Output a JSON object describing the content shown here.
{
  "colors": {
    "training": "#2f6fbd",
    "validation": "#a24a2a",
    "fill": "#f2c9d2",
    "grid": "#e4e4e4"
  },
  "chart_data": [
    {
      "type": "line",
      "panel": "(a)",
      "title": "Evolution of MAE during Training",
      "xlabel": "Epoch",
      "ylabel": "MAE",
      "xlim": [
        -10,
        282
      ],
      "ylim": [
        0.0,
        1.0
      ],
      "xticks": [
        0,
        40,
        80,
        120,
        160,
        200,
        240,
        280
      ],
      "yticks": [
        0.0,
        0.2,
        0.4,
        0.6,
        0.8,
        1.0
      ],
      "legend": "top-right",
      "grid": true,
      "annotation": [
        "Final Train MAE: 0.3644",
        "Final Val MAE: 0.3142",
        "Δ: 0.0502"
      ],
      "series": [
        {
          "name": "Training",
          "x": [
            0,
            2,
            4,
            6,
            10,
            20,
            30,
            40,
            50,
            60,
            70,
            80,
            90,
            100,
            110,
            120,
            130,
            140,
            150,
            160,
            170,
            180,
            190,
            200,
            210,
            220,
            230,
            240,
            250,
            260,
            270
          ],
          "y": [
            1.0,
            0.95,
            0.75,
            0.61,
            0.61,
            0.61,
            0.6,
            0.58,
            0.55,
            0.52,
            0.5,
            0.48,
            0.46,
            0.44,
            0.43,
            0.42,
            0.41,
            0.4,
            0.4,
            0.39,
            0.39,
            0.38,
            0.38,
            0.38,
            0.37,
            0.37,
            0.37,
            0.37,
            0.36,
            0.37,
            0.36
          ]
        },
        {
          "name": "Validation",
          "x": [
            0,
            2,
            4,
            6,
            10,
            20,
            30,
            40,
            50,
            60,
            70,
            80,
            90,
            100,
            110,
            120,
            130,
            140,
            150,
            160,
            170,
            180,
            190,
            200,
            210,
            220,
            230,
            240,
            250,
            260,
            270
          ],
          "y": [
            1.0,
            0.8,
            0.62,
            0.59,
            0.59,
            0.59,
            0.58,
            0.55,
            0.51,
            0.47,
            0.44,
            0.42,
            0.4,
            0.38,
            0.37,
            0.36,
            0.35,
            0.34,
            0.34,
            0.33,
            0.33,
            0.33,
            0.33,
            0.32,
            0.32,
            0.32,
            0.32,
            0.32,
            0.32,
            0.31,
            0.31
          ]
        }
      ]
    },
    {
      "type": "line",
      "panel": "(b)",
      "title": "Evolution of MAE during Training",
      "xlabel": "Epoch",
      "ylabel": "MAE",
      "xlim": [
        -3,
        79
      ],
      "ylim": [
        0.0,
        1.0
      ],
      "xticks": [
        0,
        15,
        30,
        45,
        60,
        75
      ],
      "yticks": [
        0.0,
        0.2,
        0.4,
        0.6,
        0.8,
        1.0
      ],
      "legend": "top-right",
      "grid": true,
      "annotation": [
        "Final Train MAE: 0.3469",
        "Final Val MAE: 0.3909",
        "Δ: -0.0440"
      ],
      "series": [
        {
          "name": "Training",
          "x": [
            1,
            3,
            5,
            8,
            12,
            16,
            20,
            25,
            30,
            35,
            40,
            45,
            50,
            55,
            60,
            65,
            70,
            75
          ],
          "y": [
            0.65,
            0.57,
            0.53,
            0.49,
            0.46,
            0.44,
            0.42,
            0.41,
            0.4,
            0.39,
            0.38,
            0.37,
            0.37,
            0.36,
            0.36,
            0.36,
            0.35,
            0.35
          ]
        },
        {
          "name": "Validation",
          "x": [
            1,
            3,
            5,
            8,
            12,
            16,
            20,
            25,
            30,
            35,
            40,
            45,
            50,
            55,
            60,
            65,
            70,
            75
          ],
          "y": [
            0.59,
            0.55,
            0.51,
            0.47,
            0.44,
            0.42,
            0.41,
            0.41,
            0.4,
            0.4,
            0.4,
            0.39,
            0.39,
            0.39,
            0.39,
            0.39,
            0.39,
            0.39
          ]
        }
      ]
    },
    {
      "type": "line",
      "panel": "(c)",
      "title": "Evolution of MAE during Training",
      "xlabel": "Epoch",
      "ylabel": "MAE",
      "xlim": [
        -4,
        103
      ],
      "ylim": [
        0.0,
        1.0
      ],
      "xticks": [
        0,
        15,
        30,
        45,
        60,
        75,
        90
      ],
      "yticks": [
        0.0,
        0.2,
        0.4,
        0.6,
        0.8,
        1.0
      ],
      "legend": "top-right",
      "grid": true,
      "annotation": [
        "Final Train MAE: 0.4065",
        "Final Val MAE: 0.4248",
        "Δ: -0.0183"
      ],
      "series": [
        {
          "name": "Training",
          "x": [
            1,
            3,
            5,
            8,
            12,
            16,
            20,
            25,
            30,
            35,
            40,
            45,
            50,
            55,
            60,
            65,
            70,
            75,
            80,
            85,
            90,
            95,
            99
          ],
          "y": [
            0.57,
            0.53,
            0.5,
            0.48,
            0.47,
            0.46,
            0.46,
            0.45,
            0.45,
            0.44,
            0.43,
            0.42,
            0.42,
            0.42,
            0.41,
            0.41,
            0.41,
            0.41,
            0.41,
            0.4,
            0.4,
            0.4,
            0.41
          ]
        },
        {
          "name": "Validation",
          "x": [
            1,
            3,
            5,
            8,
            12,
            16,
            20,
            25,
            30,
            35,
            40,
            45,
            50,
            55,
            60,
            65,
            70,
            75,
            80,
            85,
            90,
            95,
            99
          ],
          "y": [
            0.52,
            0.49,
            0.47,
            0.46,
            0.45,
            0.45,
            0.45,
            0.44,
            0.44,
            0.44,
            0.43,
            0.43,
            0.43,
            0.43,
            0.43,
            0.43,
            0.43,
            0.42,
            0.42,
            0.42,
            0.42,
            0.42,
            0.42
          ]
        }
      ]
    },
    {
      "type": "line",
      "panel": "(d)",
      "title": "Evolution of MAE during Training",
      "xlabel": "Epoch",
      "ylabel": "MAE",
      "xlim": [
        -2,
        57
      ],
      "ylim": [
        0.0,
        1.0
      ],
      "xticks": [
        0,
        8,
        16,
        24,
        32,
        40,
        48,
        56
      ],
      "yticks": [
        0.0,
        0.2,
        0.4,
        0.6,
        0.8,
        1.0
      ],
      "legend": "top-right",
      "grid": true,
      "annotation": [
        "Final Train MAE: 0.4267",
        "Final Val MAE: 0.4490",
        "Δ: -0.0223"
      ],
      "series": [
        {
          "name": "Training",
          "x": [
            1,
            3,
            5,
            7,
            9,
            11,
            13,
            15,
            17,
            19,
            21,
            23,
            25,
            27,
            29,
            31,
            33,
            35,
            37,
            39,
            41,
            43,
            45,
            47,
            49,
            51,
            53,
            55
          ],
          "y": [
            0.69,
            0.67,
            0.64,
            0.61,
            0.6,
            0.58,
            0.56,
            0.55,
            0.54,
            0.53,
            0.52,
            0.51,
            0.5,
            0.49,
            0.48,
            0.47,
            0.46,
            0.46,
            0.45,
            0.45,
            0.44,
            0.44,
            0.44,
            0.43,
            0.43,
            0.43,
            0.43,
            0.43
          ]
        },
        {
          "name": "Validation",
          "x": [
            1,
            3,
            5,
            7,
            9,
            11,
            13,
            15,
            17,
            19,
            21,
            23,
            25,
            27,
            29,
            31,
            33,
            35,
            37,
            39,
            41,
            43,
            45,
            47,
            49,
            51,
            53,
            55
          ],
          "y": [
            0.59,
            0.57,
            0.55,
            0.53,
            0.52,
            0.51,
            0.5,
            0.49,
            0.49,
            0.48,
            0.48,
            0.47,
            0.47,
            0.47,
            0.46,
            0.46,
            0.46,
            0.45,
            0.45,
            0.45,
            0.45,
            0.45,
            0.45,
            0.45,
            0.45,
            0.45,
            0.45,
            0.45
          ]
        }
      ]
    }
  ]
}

☆ ☆ ☆ ☆

● Exercise task: Extract all lines that hold the word "Final".

● Output:
        "Final Train MAE: 0.3644",
        "Final Val MAE: 0.3142",
        "Final Train MAE: 0.3469",
        "Final Val MAE: 0.3909",
        "Final Train MAE: 0.4065",
        "Final Val MAE: 0.4248",
        "Final Train MAE: 0.4267",
        "Final Val MAE: 0.4490",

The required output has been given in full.